What the exercise asks =>
Continue the text on "Global Pedagogical Blackout" and flexible education from its final sentence, not the rows.

Text =>

------------------------------------

By Dr Masha, Dr Eze, Dr Lamont-Mbawuli

According to an article written by Bonilla-Molina, the concept of “Global Pedagogical Blackout” refers to the conversion between the Third and Fourth Industrial Revolution, for a progressive educational reality. 

It is important for one to consider the complex interaction of “viral behaviors” in all spheres of life. A publication in Education Philosophy and Theory, defines the concept of “viral modernity”, as an example of “bio-informationalism”, which applies to “viral technologies, codes and ecosystems in information systems, publication, education and emerging knowledge”. There is a necessity for flexible education (teaching and learning anywhere, anytime) that promotes a more just, accessible, autonomous, and creative system.

------------------------------------

Source material =>
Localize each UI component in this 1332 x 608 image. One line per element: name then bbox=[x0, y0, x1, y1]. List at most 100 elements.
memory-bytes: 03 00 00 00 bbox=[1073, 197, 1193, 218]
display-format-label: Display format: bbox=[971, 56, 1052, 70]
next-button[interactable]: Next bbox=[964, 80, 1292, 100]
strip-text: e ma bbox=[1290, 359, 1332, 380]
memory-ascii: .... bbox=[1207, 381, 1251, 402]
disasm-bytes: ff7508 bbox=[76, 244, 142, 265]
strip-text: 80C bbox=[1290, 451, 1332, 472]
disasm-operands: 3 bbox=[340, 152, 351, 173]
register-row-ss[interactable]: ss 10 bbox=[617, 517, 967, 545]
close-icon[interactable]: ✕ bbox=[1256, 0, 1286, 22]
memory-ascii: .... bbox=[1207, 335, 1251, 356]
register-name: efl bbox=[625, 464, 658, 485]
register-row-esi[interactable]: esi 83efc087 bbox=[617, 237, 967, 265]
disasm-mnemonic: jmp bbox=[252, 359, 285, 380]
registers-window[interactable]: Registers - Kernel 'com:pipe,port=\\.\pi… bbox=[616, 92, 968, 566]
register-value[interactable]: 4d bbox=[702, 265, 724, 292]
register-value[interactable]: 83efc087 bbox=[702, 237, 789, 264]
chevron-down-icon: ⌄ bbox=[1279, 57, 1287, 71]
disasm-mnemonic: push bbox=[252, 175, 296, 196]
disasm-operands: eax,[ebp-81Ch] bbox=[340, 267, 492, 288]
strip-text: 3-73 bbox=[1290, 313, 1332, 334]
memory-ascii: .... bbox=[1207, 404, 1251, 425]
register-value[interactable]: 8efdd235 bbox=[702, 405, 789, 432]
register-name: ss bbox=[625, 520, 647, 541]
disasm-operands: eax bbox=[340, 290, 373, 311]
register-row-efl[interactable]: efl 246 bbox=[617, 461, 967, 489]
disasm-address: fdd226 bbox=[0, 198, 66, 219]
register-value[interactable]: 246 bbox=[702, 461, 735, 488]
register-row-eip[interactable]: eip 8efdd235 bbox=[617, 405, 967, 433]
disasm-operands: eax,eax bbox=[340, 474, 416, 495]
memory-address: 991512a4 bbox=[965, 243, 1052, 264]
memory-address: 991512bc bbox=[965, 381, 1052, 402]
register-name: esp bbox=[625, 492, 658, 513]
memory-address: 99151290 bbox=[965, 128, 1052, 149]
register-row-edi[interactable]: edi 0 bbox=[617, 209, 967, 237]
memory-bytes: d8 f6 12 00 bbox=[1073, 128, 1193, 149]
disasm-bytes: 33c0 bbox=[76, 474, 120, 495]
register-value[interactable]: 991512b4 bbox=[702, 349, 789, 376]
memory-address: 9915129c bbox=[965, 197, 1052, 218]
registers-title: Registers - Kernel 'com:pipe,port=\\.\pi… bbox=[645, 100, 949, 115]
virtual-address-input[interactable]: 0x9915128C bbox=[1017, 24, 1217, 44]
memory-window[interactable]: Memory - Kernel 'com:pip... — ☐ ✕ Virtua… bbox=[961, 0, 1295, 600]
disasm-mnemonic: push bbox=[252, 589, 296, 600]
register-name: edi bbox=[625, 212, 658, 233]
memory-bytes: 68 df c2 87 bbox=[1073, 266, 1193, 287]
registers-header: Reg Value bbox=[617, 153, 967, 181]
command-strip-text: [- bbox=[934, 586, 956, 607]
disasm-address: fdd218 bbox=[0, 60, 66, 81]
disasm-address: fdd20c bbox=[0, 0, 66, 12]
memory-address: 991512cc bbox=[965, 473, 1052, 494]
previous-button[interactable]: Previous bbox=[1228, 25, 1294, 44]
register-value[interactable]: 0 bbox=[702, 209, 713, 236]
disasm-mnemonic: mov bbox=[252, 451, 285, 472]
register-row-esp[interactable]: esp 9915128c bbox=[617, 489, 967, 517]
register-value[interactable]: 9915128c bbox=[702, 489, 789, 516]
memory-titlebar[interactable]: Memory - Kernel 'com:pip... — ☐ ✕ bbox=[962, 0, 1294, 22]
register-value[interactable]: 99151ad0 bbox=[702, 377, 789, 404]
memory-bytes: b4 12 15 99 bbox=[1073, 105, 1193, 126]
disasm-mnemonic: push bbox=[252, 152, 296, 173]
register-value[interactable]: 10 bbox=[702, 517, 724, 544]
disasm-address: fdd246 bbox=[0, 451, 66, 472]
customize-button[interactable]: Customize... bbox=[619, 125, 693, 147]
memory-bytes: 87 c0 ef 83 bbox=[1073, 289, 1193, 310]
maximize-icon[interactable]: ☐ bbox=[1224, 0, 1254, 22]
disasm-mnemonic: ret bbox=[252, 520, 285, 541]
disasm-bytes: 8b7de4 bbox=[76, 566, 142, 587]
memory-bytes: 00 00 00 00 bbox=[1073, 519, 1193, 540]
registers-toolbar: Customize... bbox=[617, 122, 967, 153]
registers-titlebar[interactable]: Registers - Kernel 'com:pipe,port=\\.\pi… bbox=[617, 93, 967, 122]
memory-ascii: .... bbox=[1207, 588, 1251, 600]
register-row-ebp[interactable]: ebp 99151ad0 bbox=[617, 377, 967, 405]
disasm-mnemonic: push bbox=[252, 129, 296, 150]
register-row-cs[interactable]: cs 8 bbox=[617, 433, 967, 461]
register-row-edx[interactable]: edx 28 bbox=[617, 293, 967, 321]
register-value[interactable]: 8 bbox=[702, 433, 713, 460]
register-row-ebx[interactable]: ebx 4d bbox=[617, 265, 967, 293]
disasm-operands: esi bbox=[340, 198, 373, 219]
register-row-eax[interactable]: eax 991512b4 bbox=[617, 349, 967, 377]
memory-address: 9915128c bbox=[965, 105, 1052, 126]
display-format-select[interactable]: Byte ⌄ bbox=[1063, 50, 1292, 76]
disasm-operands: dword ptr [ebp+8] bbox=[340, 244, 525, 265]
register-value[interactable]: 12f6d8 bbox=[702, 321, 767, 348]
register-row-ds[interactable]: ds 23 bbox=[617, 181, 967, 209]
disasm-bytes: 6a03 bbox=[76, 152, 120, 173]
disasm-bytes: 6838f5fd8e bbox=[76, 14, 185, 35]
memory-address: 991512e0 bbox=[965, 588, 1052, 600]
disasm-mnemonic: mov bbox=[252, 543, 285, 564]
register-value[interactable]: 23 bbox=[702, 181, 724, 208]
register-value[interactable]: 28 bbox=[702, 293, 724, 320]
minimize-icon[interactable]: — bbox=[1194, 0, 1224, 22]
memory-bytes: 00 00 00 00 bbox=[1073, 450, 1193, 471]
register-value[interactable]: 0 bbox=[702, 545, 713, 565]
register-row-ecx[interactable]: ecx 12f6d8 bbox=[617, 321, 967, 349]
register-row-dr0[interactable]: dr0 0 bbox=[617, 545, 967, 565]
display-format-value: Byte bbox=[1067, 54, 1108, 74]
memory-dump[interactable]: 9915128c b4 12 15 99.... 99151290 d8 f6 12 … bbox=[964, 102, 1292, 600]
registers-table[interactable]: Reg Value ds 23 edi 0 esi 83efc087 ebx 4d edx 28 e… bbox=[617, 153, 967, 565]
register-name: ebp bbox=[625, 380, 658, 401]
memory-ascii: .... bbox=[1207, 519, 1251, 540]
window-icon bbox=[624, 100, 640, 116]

------------------------------------

Response area =>
To develop educators, one needs to employ the use of digital technologies in classrooms which is still far from generating systemic change, rather promoting “islands of innovation”, based on the work of excellent teachers who carry out innovation in their teaching practices using Information and Communication Technologies (ICT) without mediating a formal process of lifelong learning. Confounding factors that can affect the use of ICT in education are the following: lack of trust within the educational centre, the role of the ICT coordinator and the management team, as well as the existence of networks for access to new information and knowledge sharing among teachers, have greater positive effect on the use of ICTs compared to traditional lifelong learning activities .Teacher training must go beyond the development of basic digital skills but rather to seek to strategize an integrative the interpretative and creative potential of ICT into their training actions.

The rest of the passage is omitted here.